TASK TO COMPLETE ->
Each record must be reproduced exactly as it is shown.

- - - - -

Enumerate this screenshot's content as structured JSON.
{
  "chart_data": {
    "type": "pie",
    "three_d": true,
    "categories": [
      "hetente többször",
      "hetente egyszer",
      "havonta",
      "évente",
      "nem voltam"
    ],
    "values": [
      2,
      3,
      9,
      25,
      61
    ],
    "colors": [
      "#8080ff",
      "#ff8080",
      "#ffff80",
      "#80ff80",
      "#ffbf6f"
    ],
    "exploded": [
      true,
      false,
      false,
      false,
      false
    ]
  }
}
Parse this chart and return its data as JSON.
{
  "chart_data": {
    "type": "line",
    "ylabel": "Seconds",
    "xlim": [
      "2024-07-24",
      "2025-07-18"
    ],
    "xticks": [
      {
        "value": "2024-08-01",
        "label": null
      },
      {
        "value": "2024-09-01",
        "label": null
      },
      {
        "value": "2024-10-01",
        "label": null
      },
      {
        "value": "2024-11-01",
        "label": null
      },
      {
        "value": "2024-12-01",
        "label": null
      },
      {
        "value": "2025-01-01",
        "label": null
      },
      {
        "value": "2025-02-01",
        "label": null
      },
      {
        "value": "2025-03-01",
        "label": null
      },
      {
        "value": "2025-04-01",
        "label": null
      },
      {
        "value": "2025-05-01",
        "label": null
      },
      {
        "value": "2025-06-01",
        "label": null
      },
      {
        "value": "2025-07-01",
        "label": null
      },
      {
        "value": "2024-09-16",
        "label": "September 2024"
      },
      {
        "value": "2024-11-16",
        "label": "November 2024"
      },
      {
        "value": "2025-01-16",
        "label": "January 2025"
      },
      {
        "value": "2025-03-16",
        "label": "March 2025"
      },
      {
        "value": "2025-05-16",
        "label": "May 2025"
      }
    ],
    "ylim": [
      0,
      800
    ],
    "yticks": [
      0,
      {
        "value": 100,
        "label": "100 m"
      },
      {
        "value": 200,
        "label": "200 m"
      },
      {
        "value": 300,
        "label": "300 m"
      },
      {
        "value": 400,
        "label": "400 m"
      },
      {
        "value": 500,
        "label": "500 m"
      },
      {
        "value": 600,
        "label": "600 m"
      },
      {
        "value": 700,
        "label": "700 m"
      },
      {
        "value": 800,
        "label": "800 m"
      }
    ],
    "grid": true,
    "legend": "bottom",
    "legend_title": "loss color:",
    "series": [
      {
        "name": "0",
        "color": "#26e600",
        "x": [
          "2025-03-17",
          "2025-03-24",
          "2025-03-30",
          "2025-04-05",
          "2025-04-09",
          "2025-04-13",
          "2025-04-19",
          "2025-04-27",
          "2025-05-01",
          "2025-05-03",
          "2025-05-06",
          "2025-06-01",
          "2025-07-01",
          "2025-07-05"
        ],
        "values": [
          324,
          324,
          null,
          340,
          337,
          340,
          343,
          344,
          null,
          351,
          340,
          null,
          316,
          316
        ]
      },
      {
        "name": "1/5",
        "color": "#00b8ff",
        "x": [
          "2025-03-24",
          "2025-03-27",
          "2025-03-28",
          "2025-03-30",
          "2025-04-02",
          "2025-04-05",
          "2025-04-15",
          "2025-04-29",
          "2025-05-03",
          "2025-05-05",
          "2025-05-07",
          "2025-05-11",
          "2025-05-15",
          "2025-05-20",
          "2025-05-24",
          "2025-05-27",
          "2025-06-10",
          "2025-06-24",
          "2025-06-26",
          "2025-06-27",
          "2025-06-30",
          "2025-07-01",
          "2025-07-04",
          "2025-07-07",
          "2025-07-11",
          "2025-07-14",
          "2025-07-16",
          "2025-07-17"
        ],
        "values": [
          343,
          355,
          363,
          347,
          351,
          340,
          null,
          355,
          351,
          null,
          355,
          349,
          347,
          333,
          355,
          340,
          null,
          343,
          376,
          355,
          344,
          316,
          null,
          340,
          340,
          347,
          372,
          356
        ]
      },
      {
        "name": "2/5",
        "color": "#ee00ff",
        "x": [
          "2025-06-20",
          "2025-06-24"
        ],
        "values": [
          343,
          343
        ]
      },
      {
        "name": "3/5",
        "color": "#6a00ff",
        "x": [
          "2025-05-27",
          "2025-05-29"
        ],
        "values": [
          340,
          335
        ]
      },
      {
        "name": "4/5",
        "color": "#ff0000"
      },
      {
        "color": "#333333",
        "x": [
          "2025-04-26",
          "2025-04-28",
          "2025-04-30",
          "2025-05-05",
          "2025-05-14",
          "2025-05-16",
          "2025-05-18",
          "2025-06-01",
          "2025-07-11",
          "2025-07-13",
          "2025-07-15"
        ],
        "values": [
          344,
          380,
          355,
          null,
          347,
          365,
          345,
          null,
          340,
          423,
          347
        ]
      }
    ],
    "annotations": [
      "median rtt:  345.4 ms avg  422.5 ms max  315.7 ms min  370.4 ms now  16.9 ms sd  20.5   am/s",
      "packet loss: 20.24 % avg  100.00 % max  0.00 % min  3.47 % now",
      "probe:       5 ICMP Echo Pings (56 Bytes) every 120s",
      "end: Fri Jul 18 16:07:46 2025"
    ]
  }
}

- - - - -

COMPLETE OUTPUT ->
Enumerate this screenshot's content as structured JSON.
{
  "chart_data": {
    "type": "pie",
    "three_d": true,
    "categories": [
      "hetente többször",
      "hetente egyszer",
      "havonta",
      "évente",
      "nem voltam"
    ],
    "values": [
      2,
      3,
      9,
      25,
      61
    ],
    "colors": [
      "#8080ff",
      "#ff8080",
      "#ffff80",
      "#80ff80",
      "#ffbf6f"
    ],
    "exploded": [
      true,
      false,
      false,
      false,
      false
    ]
  }
}
Parse this chart and return its data as JSON.
{
  "chart_data": {
    "type": "line",
    "ylabel": "Seconds",
    "xlim": [
      "2024-07-24",
      "2025-07-18"
    ],
    "xticks": [
      {
        "value": "2024-08-01",
        "label": null
      },
      {
        "value": "2024-09-01",
        "label": null
      },
      {
        "value": "2024-10-01",
        "label": null
      },
      {
        "value": "2024-11-01",
        "label": null
      },
      {
        "value": "2024-12-01",
        "label": null
      },
      {
        "value": "2025-01-01",
        "label": null
      },
      {
        "value": "2025-02-01",
        "label": null
      },
      {
        "value": "2025-03-01",
        "label": null
      },
      {
        "value": "2025-04-01",
        "label": null
      },
      {
        "value": "2025-05-01",
        "label": null
      },
      {
        "value": "2025-06-01",
        "label": null
      },
      {
        "value": "2025-07-01",
        "label": null
      },
      {
        "value": "2024-09-16",
        "label": "September 2024"
      },
      {
        "value": "2024-11-16",
        "label": "November 2024"
      },
      {
        "value": "2025-01-16",
        "label": "January 2025"
      },
      {
        "value": "2025-03-16",
        "label": "March 2025"
      },
      {
        "value": "2025-05-16",
        "label": "May 2025"
      }
    ],
    "ylim": [
      0,
      800
    ],
    "yticks": [
      0,
      {
        "value": 100,
        "label": "100 m"
      },
      {
        "value": 200,
        "label": "200 m"
      },
      {
        "value": 300,
        "label": "300 m"
      },
      {
        "value": 400,
        "label": "400 m"
      },
      {
        "value": 500,
        "label": "500 m"
      },
      {
        "value": 600,
        "label": "600 m"
      },
      {
        "value": 700,
        "label": "700 m"
      },
      {
        "value": 800,
        "label": "800 m"
      }
    ],
    "grid": true,
    "legend": "bottom",
    "legend_title": "loss color:",
    "series": [
      {
        "name": "0",
        "color": "#26e600",
        "x": [
          "2025-03-17",
          "2025-03-24",
          "2025-03-30",
          "2025-04-05",
          "2025-04-09",
          "2025-04-13",
          "2025-04-19",
          "2025-04-27",
          "2025-05-01",
          "2025-05-03",
          "2025-05-06",
          "2025-06-01",
          "2025-07-01",
          "2025-07-05"
        ],
        "values": [
          324,
          324,
          null,
          340,
          337,
          340,
          343,
          344,
          null,
          351,
          340,
          null,
          316,
          316
        ]
      },
      {
        "name": "1/5",
        "color": "#00b8ff",
        "x": [
          "2025-03-24",
          "2025-03-27",
          "2025-03-28",
          "2025-03-30",
          "2025-04-02",
          "2025-04-05",
          "2025-04-15",
          "2025-04-29",
          "2025-05-03",
          "2025-05-05",
          "2025-05-07",
          "2025-05-11",
          "2025-05-15",
          "2025-05-20",
          "2025-05-24",
          "2025-05-27",
          "2025-06-10",
          "2025-06-24",
          "2025-06-26",
          "2025-06-27",
          "2025-06-30",
          "2025-07-01",
          "2025-07-04",
          "2025-07-07",
          "2025-07-11",
          "2025-07-14",
          "2025-07-16",
          "2025-07-17"
        ],
        "values": [
          343,
          355,
          363,
          347,
          351,
          340,
          null,
          355,
          351,
          null,
          355,
          349,
          347,
          333,
          355,
          340,
          null,
          343,
          376,
          355,
          344,
          316,
          null,
          340,
          340,
          347,
          372,
          356
        ]
      },
      {
        "name": "2/5",
        "color": "#ee00ff",
        "x": [
          "2025-06-20",
          "2025-06-24"
        ],
        "values": [
          343,
          343
        ]
      },
      {
        "name": "3/5",
        "color": "#6a00ff",
        "x": [
          "2025-05-27",
          "2025-05-29"
        ],
        "values": [
          340,
          335
        ]
      },
      {
        "name": "4/5",
        "color": "#ff0000"
      },
      {
        "color": "#333333",
        "x": [
          "2025-04-26",
          "2025-04-28",
          "2025-04-30",
          "2025-05-05",
          "2025-05-14",
          "2025-05-16",
          "2025-05-18",
          "2025-06-01",
          "2025-07-11",
          "2025-07-13",
          "2025-07-15"
        ],
        "values": [
          344,
          380,
          355,
          null,
          347,
          365,
          345,
          null,
          340,
          423,
          347
        ]
      }
    ],
    "annotations": [
      "median rtt:  345.4 ms avg  422.5 ms max  315.7 ms min  370.4 ms now  16.9 ms sd  20.5   am/s",
      "packet loss: 20.24 % avg  100.00 % max  0.00 % min  3.47 % now",
      "probe:       5 ICMP Echo Pings (56 Bytes) every 120s",
      "end: Fri Jul 18 16:07:46 2025"
    ]
  }
}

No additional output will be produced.